§ EXERCISE
Find every line below that contains the word "where" and copy it out.

----- RECORD EXTRACTS

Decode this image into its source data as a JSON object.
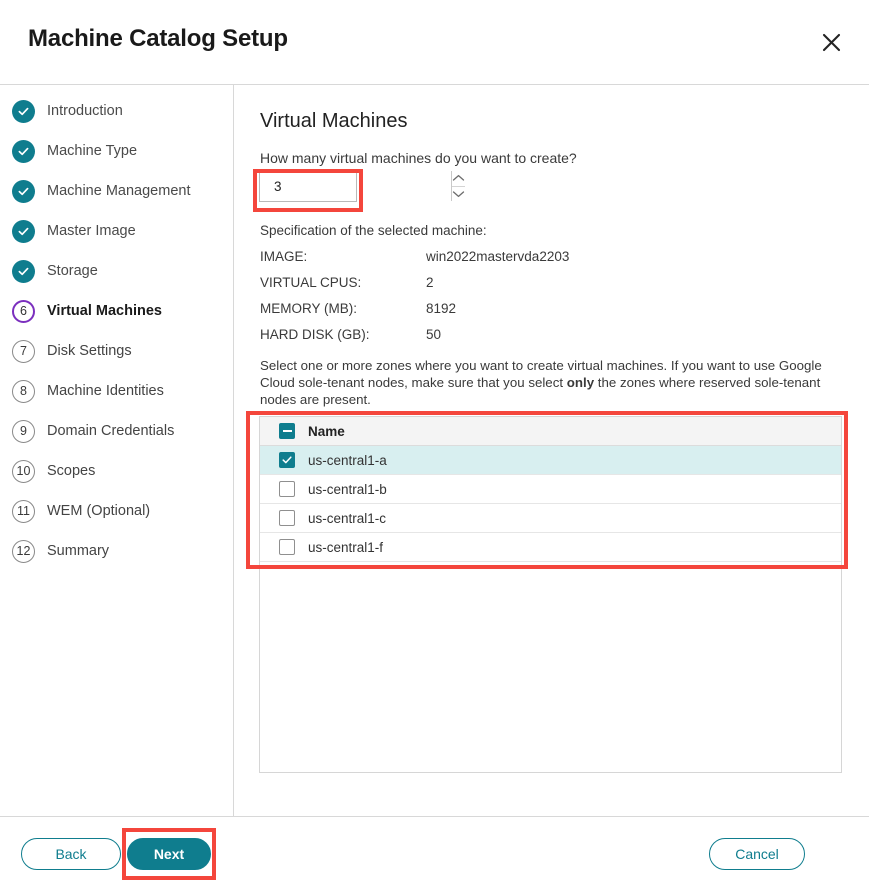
{
  "window": {
    "title": "Machine Catalog Setup",
    "close_icon": "close-icon"
  },
  "theme": {
    "accent_teal": "#0f7d8e",
    "active_step_purple": "#7b2fbe",
    "selected_row_teal": "#d8eff0",
    "annotation_red": "#f4463c"
  },
  "sidebar": {
    "items": [
      {
        "num": "1",
        "label": "Introduction",
        "state": "done"
      },
      {
        "num": "2",
        "label": "Machine Type",
        "state": "done"
      },
      {
        "num": "3",
        "label": "Machine Management",
        "state": "done"
      },
      {
        "num": "4",
        "label": "Master Image",
        "state": "done"
      },
      {
        "num": "5",
        "label": "Storage",
        "state": "done"
      },
      {
        "num": "6",
        "label": "Virtual Machines",
        "state": "active"
      },
      {
        "num": "7",
        "label": "Disk Settings",
        "state": "todo"
      },
      {
        "num": "8",
        "label": "Machine Identities",
        "state": "todo"
      },
      {
        "num": "9",
        "label": "Domain Credentials",
        "state": "todo"
      },
      {
        "num": "10",
        "label": "Scopes",
        "state": "todo"
      },
      {
        "num": "11",
        "label": "WEM (Optional)",
        "state": "todo"
      },
      {
        "num": "12",
        "label": "Summary",
        "state": "todo"
      }
    ]
  },
  "main": {
    "panel_title": "Virtual Machines",
    "question": "How many virtual machines do you want to create?",
    "vm_count": "3",
    "spec_heading": "Specification of the selected machine:",
    "specs": [
      {
        "label": "IMAGE:",
        "value": "win2022mastervda2203"
      },
      {
        "label": "VIRTUAL CPUS:",
        "value": "2"
      },
      {
        "label": "MEMORY (MB):",
        "value": "8192"
      },
      {
        "label": "HARD DISK (GB):",
        "value": "50"
      }
    ],
    "zones_desc_part1": "Select one or more zones where you want to create virtual machines. If you want to use Google Cloud sole-tenant nodes, make sure that you select ",
    "zones_desc_bold": "only",
    "zones_desc_part2": " the zones where reserved sole-tenant nodes are present.",
    "table": {
      "header": "Name",
      "header_checkbox_state": "indeterminate",
      "rows": [
        {
          "name": "us-central1-a",
          "checked": true
        },
        {
          "name": "us-central1-b",
          "checked": false
        },
        {
          "name": "us-central1-c",
          "checked": false
        },
        {
          "name": "us-central1-f",
          "checked": false
        }
      ]
    }
  },
  "footer": {
    "back_label": "Back",
    "next_label": "Next",
    "cancel_label": "Cancel"
  }
}
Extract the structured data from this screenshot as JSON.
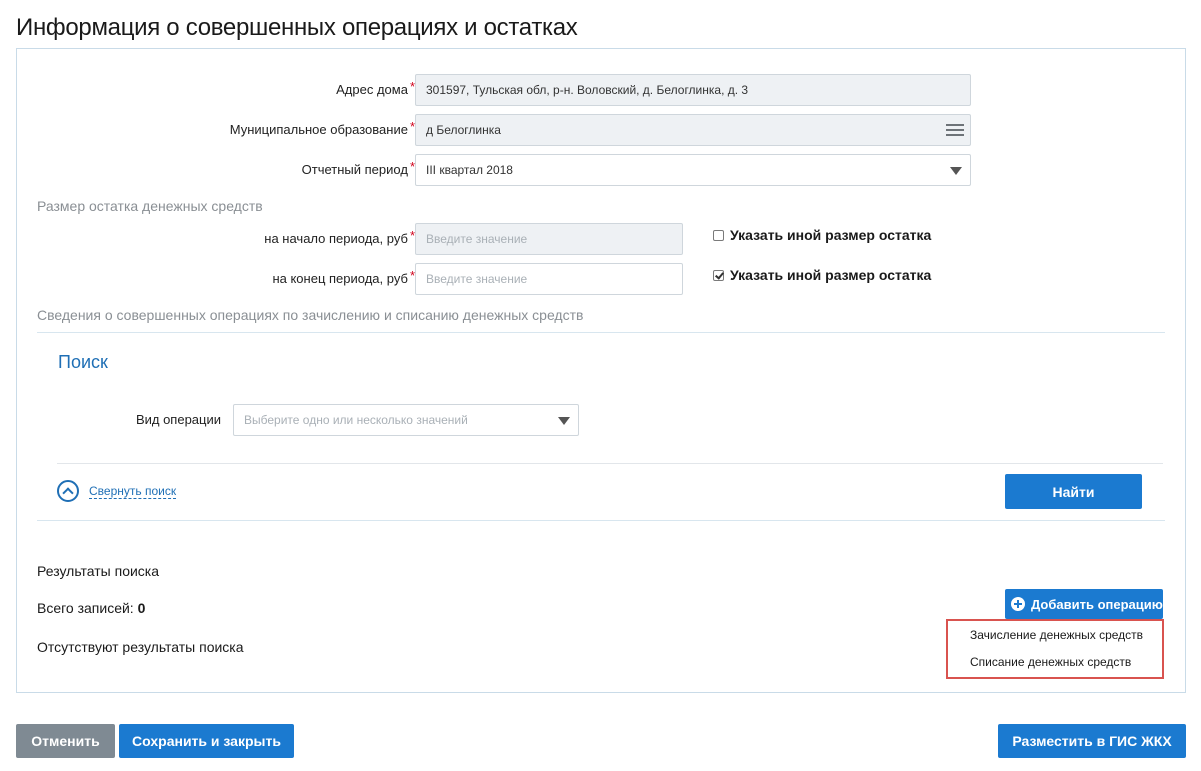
{
  "page": {
    "title": "Информация о совершенных операциях и остатках"
  },
  "form": {
    "address": {
      "label": "Адрес дома",
      "value": "301597, Тульская обл, р-н. Воловский, д. Белоглинка, д. 3"
    },
    "municipality": {
      "label": "Муниципальное образование",
      "value": "д Белоглинка"
    },
    "period": {
      "label": "Отчетный период",
      "value": "III квартал 2018"
    },
    "required_mark": "*"
  },
  "balance": {
    "section_title": "Размер остатка денежных средств",
    "start": {
      "label": "на начало периода, руб",
      "placeholder": "Введите значение",
      "checkbox_label": "Указать иной размер остатка",
      "checked": false
    },
    "end": {
      "label": "на конец периода, руб",
      "placeholder": "Введите значение",
      "checkbox_label": "Указать иной размер остатка",
      "checked": true
    }
  },
  "operations": {
    "section_title": "Сведения о совершенных операциях по зачислению и списанию денежных средств"
  },
  "search": {
    "title": "Поиск",
    "operation_type": {
      "label": "Вид операции",
      "placeholder": "Выберите одно или несколько значений"
    },
    "collapse_label": "Свернуть поиск",
    "find_button": "Найти"
  },
  "results": {
    "title": "Результаты поиска",
    "total_label": "Всего записей:",
    "total_value": "0",
    "empty_message": "Отсутствуют результаты поиска",
    "add_button": "Добавить операцию",
    "add_menu": [
      "Зачисление денежных средств",
      "Списание денежных средств"
    ]
  },
  "footer": {
    "cancel": "Отменить",
    "save_close": "Сохранить и закрыть",
    "publish": "Разместить в ГИС ЖКХ"
  },
  "colors": {
    "accent": "#1b7ad0",
    "link": "#1f6fb5",
    "highlight": "#d9534f",
    "grey_button": "#7f8a93"
  },
  "icons": {
    "menu": "hamburger-icon",
    "caret": "caret-down-icon",
    "collapse": "chevron-up-circle-icon",
    "add": "plus-circle-icon"
  }
}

----------

§ THE OUTPUT
    "zones_desc_part1": "Select one or more zones where you want to create virtual machines. If you want to use Google Cloud sole-tenant nodes, make sure that you select ",
    "zones_desc_part2": " the zones where reserved sole-tenant nodes are present.",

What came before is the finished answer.